• [The request] Give the count of lines in the data that include "Ctrl", with no other words.

• [Material for this exercise]
[Begin]

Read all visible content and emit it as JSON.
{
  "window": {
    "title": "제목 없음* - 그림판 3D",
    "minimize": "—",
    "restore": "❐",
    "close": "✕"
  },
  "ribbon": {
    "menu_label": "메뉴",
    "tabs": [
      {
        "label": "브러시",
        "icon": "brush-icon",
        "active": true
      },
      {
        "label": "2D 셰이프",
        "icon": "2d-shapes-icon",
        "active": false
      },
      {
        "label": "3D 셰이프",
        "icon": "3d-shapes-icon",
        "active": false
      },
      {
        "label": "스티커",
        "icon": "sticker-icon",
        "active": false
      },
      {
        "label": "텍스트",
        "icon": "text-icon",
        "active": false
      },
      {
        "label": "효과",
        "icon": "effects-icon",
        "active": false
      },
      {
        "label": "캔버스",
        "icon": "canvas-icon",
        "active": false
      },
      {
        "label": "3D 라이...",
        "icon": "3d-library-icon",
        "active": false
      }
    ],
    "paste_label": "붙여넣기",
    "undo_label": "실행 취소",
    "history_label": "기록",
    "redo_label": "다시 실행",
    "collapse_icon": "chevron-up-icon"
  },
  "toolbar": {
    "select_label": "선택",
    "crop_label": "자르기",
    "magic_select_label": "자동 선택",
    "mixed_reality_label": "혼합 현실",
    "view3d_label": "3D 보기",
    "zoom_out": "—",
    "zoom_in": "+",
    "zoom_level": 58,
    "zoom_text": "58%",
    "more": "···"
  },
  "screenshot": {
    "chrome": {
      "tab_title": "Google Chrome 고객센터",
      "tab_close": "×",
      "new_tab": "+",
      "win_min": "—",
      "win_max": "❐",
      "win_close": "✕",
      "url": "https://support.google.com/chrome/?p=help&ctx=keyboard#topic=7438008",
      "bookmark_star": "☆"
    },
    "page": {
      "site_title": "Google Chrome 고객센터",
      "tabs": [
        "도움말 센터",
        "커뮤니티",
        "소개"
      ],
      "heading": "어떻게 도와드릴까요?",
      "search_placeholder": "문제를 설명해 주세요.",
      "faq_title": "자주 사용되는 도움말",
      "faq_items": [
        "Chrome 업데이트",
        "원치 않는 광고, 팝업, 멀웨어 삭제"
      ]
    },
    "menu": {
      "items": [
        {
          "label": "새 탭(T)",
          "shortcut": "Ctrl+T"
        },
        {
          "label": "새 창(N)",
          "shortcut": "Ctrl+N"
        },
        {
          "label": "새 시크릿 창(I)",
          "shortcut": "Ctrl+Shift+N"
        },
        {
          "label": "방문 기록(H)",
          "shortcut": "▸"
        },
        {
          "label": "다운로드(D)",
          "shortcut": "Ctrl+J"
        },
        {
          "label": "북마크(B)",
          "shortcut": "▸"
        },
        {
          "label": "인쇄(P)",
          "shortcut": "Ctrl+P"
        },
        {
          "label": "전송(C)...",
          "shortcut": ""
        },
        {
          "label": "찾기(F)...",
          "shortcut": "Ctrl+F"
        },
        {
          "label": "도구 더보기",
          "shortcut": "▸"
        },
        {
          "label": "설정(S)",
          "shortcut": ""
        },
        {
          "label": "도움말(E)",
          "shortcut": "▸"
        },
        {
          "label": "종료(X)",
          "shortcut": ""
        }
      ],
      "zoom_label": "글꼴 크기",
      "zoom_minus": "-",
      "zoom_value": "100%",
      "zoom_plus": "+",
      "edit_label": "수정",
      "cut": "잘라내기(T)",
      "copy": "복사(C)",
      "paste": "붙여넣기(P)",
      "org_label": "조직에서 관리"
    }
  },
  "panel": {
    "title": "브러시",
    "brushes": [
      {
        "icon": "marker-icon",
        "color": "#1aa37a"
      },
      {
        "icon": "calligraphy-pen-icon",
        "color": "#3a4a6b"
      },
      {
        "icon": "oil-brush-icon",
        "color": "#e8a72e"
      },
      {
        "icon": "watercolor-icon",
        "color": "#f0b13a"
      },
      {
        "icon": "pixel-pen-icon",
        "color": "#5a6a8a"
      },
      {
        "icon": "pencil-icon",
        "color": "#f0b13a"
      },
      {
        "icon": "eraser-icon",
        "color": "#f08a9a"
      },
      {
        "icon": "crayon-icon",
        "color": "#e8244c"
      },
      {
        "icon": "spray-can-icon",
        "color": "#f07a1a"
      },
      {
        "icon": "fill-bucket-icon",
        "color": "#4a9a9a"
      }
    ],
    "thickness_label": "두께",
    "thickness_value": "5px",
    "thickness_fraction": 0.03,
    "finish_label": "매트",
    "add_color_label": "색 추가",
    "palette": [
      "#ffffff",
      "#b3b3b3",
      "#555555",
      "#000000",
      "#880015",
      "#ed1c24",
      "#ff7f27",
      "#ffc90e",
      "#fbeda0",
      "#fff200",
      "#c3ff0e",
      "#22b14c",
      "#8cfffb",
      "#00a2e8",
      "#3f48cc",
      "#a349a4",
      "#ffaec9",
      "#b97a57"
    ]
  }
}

[End]

• [Full output] 6